### What you should do
Quote the records beneath, complete and exact. Leave out images.

### Data supplied
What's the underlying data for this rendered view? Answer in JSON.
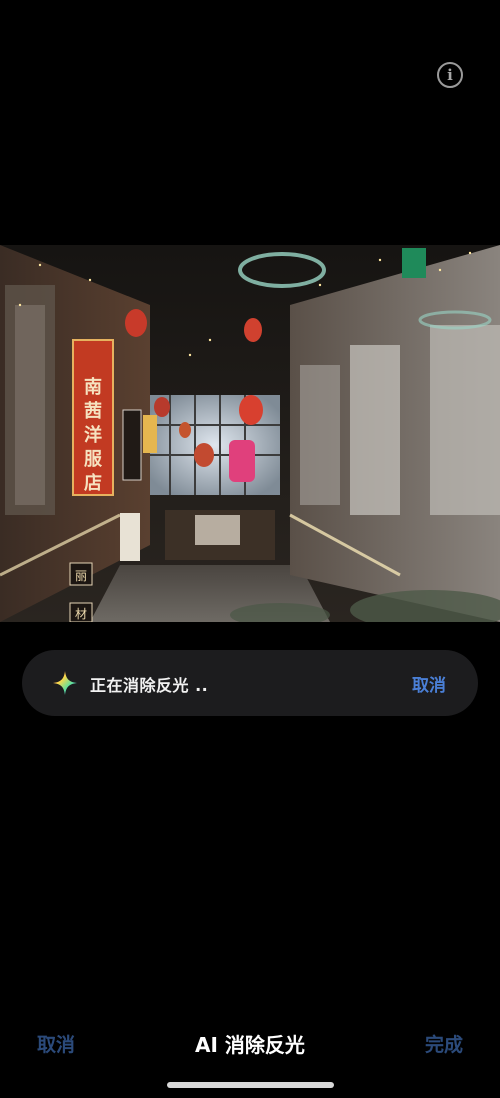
{
  "header": {
    "info_icon": "info-circle-icon",
    "info_glyph": "i"
  },
  "photo": {
    "description_icon": "photo",
    "signs": {
      "main_sign": [
        "南",
        "茜",
        "洋",
        "服",
        "店"
      ],
      "small_sign_1": "丽",
      "small_sign_2": "材"
    }
  },
  "status": {
    "icon": "sparkle-icon",
    "text": "正在消除反光 ..",
    "cancel_label": "取消"
  },
  "bottom_bar": {
    "cancel_label": "取消",
    "title": "AI 消除反光",
    "done_label": "完成"
  },
  "colors": {
    "accent": "#4a7fd6",
    "disabled_accent": "#2b4a7a",
    "pill_bg": "#1c1c1e",
    "background": "#000000"
  }
}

### Result of the exercise
What's the underlying data for this rendered view? Answer in JSON.
{
  "header": {
    "info_icon": "info-circle-icon",
    "info_glyph": "i"
  },
  "photo": {
    "description_icon": "photo",
    "signs": {
      "main_sign": [
        "南",
        "茜",
        "洋",
        "服",
        "店"
      ],
      "small_sign_1": "丽",
      "small_sign_2": "材"
    }
  },
  "status": {
    "icon": "sparkle-icon",
    "text": "正在消除反光 ..",
    "cancel_label": "取消"
  },
  "bottom_bar": {
    "cancel_label": "取消",
    "title": "AI 消除反光",
    "done_label": "完成"
  },
  "colors": {
    "accent": "#4a7fd6",
    "disabled_accent": "#2b4a7a",
    "pill_bg": "#1c1c1e",
    "background": "#000000"
  }
}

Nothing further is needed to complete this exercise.